=== Task to carry out ===
State how many lines of the records contain the string "百城租金回报率", and give no other information.

=== Rows from a figure dataset ===
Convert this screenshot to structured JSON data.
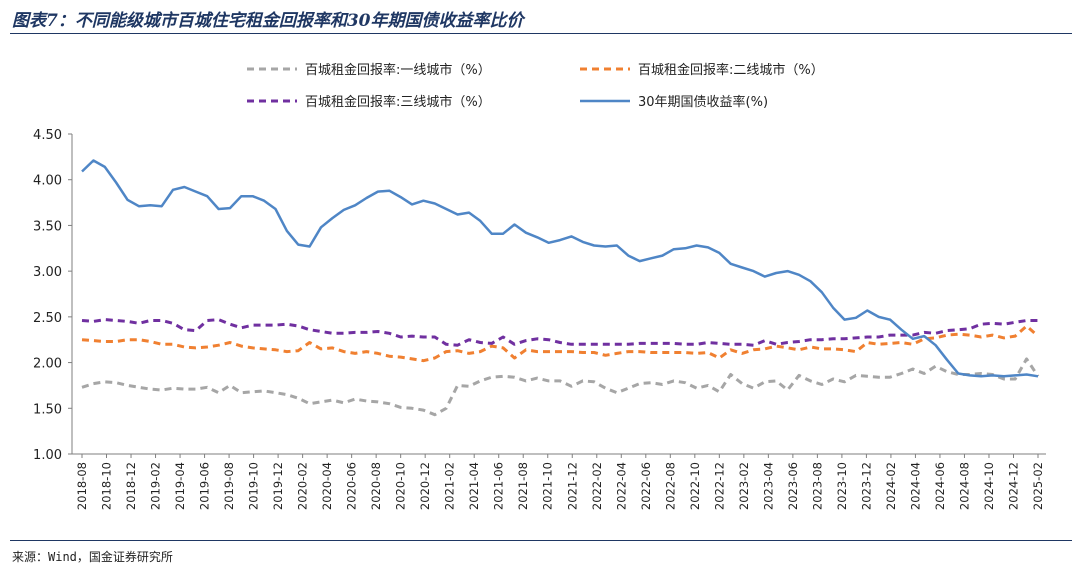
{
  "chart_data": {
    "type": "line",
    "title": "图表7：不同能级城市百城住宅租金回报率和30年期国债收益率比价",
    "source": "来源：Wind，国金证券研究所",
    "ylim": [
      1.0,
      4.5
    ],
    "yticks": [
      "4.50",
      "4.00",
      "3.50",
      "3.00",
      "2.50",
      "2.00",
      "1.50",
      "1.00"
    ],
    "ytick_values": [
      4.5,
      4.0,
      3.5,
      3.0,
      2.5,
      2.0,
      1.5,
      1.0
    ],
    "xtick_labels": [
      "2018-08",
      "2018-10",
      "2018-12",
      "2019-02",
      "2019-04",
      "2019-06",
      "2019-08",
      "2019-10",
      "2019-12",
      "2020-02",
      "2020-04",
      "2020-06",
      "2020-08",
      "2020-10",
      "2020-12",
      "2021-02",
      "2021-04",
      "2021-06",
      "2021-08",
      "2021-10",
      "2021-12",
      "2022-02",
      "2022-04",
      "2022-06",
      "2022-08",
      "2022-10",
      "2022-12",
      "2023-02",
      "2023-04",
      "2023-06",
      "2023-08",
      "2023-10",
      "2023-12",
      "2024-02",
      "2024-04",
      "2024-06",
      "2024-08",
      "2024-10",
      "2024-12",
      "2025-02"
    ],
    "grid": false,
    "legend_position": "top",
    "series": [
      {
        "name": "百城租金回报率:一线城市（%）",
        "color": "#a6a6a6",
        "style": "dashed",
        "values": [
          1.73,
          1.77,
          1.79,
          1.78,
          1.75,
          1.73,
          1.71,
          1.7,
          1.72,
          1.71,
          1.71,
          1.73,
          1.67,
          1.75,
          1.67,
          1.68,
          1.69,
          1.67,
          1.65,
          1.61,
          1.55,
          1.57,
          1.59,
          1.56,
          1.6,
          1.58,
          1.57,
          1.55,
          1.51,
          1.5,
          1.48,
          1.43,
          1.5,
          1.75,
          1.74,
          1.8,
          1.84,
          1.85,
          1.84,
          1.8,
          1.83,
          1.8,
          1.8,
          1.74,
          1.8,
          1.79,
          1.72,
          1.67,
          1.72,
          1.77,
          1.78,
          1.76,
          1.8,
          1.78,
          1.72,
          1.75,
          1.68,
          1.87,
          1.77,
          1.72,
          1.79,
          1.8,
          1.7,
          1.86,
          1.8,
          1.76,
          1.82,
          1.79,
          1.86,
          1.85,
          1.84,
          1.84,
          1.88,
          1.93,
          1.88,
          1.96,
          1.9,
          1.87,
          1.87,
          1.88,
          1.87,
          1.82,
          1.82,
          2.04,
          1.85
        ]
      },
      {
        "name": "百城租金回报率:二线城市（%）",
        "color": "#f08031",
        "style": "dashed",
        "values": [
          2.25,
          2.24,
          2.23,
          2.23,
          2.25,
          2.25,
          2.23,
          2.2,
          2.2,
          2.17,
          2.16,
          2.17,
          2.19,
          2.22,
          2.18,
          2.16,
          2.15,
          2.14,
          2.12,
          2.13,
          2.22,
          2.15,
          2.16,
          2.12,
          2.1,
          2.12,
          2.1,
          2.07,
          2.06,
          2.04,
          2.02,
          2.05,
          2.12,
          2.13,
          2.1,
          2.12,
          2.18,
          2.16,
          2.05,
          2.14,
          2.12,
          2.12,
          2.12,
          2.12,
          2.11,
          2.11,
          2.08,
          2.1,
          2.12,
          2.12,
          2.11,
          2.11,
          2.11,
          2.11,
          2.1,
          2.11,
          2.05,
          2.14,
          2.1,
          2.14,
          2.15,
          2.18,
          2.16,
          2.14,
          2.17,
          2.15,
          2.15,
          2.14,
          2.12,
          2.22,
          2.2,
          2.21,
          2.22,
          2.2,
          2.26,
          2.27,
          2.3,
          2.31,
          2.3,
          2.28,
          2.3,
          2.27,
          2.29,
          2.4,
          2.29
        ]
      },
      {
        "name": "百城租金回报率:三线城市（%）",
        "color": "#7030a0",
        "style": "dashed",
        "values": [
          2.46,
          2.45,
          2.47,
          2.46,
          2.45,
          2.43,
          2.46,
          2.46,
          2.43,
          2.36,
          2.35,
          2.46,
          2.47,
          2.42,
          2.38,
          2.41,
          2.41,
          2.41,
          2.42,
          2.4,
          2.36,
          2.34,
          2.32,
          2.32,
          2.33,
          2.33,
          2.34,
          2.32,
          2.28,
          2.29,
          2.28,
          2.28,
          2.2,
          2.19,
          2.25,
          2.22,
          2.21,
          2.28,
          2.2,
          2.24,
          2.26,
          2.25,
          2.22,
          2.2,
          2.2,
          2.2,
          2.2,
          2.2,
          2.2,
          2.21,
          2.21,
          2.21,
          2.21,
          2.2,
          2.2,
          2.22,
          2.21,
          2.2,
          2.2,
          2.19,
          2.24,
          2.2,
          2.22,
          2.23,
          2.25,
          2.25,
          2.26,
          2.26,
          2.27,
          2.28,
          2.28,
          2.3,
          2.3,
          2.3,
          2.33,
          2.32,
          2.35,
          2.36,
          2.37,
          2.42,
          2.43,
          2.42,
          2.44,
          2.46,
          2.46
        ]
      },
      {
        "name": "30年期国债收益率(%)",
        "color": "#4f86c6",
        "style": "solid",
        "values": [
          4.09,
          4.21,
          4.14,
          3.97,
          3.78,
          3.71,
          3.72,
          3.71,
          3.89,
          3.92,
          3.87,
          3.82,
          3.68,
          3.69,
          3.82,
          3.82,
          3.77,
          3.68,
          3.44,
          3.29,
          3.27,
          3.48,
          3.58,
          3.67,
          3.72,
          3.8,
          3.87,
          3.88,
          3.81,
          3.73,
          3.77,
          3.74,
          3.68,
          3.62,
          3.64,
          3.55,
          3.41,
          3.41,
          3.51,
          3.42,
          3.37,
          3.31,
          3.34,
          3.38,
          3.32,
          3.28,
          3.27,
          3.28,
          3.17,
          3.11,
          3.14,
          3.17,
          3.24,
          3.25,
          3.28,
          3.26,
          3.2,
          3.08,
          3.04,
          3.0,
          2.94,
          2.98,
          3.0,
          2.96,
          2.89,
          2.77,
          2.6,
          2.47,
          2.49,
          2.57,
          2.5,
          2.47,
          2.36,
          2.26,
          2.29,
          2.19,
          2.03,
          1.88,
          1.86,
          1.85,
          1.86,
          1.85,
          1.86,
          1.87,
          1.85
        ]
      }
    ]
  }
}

* * *

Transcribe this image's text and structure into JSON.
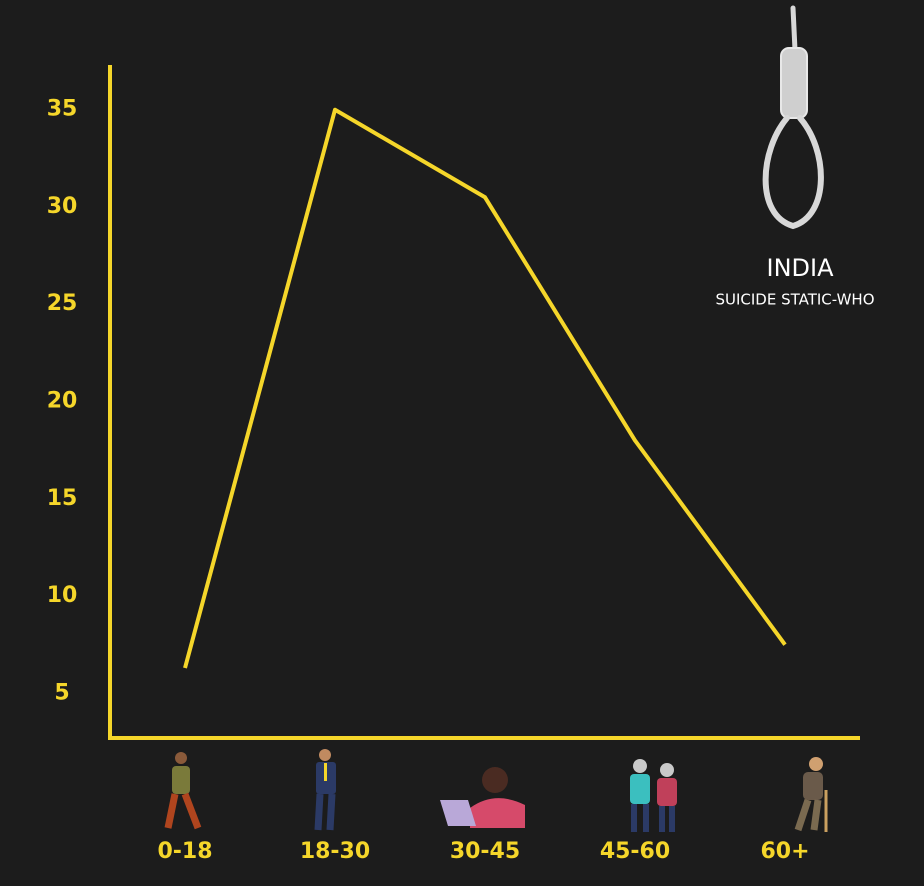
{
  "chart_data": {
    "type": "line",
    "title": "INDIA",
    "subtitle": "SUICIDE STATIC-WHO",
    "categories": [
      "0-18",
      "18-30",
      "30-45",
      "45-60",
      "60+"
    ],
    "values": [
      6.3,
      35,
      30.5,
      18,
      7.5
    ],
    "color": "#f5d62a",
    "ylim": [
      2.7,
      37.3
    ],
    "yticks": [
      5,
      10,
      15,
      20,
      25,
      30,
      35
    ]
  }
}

=== Finished exercise ===
3